### Set task
Return only the number of lines that hold "Faixa".

┌─ Data records

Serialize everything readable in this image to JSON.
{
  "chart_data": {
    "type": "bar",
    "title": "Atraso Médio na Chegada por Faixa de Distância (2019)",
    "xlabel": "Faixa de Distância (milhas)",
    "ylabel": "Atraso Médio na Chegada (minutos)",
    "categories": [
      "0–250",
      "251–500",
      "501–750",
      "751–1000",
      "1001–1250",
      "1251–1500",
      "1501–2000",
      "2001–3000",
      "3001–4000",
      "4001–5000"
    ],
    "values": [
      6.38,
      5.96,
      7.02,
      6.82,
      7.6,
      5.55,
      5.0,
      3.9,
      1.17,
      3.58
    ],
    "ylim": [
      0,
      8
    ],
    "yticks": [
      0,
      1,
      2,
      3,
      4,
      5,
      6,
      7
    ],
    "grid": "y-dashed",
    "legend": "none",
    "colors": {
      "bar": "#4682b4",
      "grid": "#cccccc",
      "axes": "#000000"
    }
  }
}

└─

### Correct result
2